Saved entries |
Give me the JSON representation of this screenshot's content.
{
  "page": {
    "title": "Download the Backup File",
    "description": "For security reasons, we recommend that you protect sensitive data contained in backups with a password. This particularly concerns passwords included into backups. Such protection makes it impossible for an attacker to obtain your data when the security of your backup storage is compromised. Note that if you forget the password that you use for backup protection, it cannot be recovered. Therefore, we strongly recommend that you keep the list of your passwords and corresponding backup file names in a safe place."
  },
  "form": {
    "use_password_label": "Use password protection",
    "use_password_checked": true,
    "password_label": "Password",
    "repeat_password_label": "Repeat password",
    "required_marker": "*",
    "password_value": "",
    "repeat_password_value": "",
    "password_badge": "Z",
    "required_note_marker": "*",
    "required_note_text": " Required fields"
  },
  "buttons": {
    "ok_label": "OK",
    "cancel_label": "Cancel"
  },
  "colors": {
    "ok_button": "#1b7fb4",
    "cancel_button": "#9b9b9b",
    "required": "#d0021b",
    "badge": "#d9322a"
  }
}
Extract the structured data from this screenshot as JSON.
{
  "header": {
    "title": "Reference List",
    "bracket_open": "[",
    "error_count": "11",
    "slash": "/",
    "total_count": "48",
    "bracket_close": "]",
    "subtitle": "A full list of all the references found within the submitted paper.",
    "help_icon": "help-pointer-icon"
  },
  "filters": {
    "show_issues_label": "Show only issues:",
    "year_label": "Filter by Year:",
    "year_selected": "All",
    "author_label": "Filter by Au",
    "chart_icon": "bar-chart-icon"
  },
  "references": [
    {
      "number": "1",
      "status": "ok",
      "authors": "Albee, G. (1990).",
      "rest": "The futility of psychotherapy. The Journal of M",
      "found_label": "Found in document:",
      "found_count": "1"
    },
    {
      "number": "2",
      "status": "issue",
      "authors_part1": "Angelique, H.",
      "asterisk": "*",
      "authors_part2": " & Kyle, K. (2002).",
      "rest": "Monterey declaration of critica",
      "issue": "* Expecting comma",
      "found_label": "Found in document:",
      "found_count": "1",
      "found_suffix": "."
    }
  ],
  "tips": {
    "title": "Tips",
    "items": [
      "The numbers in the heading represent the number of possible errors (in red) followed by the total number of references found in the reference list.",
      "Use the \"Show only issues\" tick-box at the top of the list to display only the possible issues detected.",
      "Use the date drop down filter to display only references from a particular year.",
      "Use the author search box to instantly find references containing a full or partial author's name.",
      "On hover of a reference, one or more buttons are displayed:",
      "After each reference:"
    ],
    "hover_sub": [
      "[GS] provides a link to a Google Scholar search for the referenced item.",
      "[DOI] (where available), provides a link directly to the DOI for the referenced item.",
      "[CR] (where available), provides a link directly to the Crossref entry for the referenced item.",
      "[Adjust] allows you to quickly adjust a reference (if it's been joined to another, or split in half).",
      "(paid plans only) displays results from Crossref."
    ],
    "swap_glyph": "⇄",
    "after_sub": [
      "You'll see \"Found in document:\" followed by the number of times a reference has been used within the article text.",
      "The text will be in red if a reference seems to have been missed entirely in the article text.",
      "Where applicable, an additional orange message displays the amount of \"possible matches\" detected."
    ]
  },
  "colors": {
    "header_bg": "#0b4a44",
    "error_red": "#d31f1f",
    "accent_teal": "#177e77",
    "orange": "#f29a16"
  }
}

WHAT NEEDS TO BE DONE | Hand back the material above in full, exactly as written.

OUTPUT FOR THIS TASK |
Give me the JSON representation of this screenshot's content.
{
  "page": {
    "title": "Download the Backup File",
    "description": "For security reasons, we recommend that you protect sensitive data contained in backups with a password. This particularly concerns passwords included into backups. Such protection makes it impossible for an attacker to obtain your data when the security of your backup storage is compromised. Note that if you forget the password that you use for backup protection, it cannot be recovered. Therefore, we strongly recommend that you keep the list of your passwords and corresponding backup file names in a safe place."
  },
  "form": {
    "use_password_label": "Use password protection",
    "use_password_checked": true,
    "password_label": "Password",
    "repeat_password_label": "Repeat password",
    "required_marker": "*",
    "password_value": "",
    "repeat_password_value": "",
    "password_badge": "Z",
    "required_note_marker": "*",
    "required_note_text": " Required fields"
  },
  "buttons": {
    "ok_label": "OK",
    "cancel_label": "Cancel"
  },
  "colors": {
    "ok_button": "#1b7fb4",
    "cancel_button": "#9b9b9b",
    "required": "#d0021b",
    "badge": "#d9322a"
  }
}
Extract the structured data from this screenshot as JSON.
{
  "header": {
    "title": "Reference List",
    "bracket_open": "[",
    "error_count": "11",
    "slash": "/",
    "total_count": "48",
    "bracket_close": "]",
    "subtitle": "A full list of all the references found within the submitted paper.",
    "help_icon": "help-pointer-icon"
  },
  "filters": {
    "show_issues_label": "Show only issues:",
    "year_label": "Filter by Year:",
    "year_selected": "All",
    "author_label": "Filter by Au",
    "chart_icon": "bar-chart-icon"
  },
  "references": [
    {
      "number": "1",
      "status": "ok",
      "authors": "Albee, G. (1990).",
      "rest": "The futility of psychotherapy. The Journal of M",
      "found_label": "Found in document:",
      "found_count": "1"
    },
    {
      "number": "2",
      "status": "issue",
      "authors_part1": "Angelique, H.",
      "asterisk": "*",
      "authors_part2": " & Kyle, K. (2002).",
      "rest": "Monterey declaration of critica",
      "issue": "* Expecting comma",
      "found_label": "Found in document:",
      "found_count": "1",
      "found_suffix": "."
    }
  ],
  "tips": {
    "title": "Tips",
    "items": [
      "The numbers in the heading represent the number of possible errors (in red) followed by the total number of references found in the reference list.",
      "Use the \"Show only issues\" tick-box at the top of the list to display only the possible issues detected.",
      "Use the date drop down filter to display only references from a particular year.",
      "Use the author search box to instantly find references containing a full or partial author's name.",
      "On hover of a reference, one or more buttons are displayed:",
      "After each reference:"
    ],
    "hover_sub": [
      "[GS] provides a link to a Google Scholar search for the referenced item.",
      "[DOI] (where available), provides a link directly to the DOI for the referenced item.",
      "[CR] (where available), provides a link directly to the Crossref entry for the referenced item.",
      "[Adjust] allows you to quickly adjust a reference (if it's been joined to another, or split in half).",
      "(paid plans only) displays results from Crossref."
    ],
    "swap_glyph": "⇄",
    "after_sub": [
      "You'll see \"Found in document:\" followed by the number of times a reference has been used within the article text.",
      "The text will be in red if a reference seems to have been missed entirely in the article text.",
      "Where applicable, an additional orange message displays the amount of \"possible matches\" detected."
    ]
  },
  "colors": {
    "header_bg": "#0b4a44",
    "error_red": "#d31f1f",
    "accent_teal": "#177e77",
    "orange": "#f29a16"
  }
}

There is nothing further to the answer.